Prompt:
Copy out each line of the data holding "村寨银行".

------------------------------------------------------------

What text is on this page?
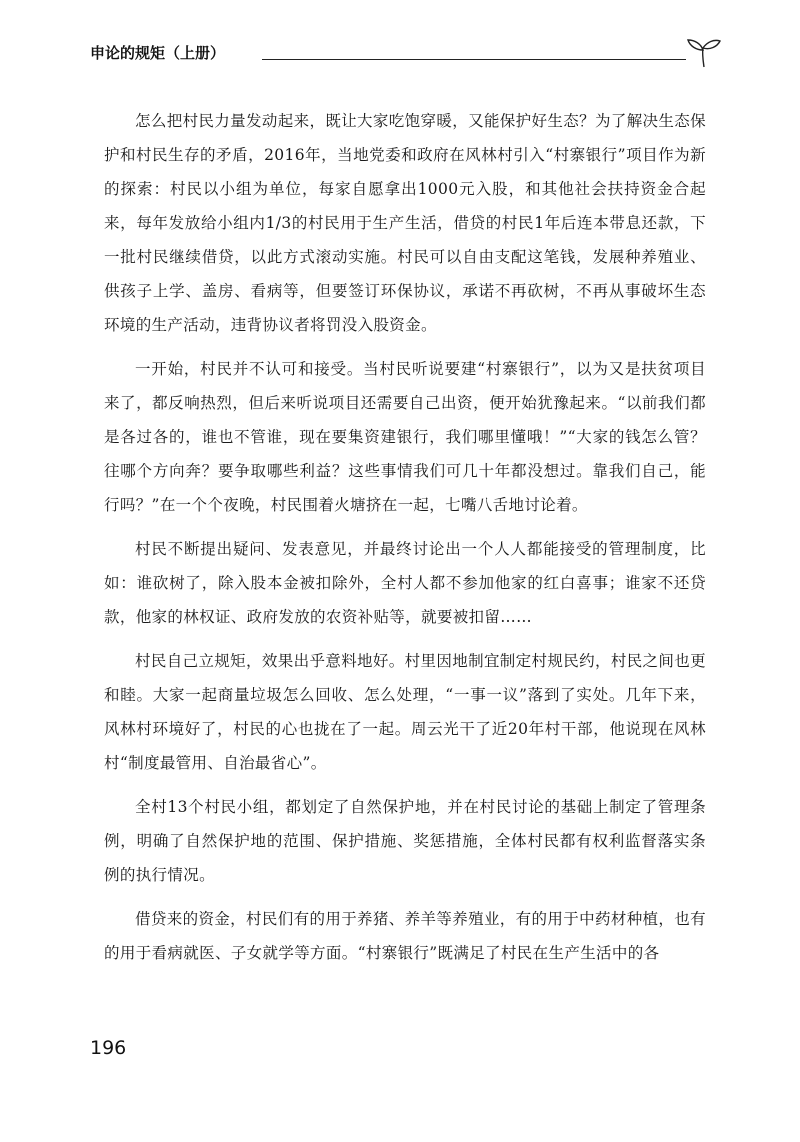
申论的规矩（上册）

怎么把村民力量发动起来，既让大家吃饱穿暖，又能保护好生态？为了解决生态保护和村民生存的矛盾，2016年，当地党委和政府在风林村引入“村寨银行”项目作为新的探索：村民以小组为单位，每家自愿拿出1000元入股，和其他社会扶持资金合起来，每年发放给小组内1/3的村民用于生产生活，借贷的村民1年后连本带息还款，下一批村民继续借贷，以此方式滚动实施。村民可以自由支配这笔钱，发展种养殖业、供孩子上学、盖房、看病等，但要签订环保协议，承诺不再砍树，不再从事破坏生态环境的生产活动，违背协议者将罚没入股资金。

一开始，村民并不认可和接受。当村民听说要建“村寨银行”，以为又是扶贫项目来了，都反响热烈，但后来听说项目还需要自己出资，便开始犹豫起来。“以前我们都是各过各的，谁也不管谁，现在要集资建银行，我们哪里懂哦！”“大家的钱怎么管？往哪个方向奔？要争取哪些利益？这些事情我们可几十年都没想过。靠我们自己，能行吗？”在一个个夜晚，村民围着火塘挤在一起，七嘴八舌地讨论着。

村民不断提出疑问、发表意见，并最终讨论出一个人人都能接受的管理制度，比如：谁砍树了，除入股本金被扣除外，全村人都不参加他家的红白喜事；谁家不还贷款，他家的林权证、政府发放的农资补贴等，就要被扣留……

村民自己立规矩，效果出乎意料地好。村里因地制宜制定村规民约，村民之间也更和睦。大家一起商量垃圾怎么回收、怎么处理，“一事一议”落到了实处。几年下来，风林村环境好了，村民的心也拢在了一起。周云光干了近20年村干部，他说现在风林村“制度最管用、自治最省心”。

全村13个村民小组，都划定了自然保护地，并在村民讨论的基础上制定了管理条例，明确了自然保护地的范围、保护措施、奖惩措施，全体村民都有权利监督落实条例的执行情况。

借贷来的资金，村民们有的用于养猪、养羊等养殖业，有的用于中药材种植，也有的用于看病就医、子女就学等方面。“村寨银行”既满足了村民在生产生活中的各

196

------------------------------------------------------------

Correct output:
怎么把村民力量发动起来，既让大家吃饱穿暖，又能保护好生态？为了解决生态保护和村民生存的矛盾，2016年，当地党委和政府在风林村引入“村寨银行”项目作为新的探索：村民以小组为单位，每家自愿拿出1000元入股，和其他社会扶持资金合起来，每年发放给小组内1/3的村民用于生产生活，借贷的村民1年后连本带息还款，下一批村民继续借贷，以此方式滚动实施。村民可以自由支配这笔钱，发展种养殖业、供孩子上学、盖房、看病等，但要签订环保协议，承诺不再砍树，不再从事破坏生态环境的生产活动，违背协议者将罚没入股资金。
一开始，村民并不认可和接受。当村民听说要建“村寨银行”，以为又是扶贫项目来了，都反响热烈，但后来听说项目还需要自己出资，便开始犹豫起来。“以前我们都是各过各的，谁也不管谁，现在要集资建银行，我们哪里懂哦！”“大家的钱怎么管？往哪个方向奔？要争取哪些利益？这些事情我们可几十年都没想过。靠我们自己，能行吗？”在一个个夜晚，村民围着火塘挤在一起，七嘴八舌地讨论着。
借贷来的资金，村民们有的用于养猪、养羊等养殖业，有的用于中药材种植，也有的用于看病就医、子女就学等方面。“村寨银行”既满足了村民在生产生活中的各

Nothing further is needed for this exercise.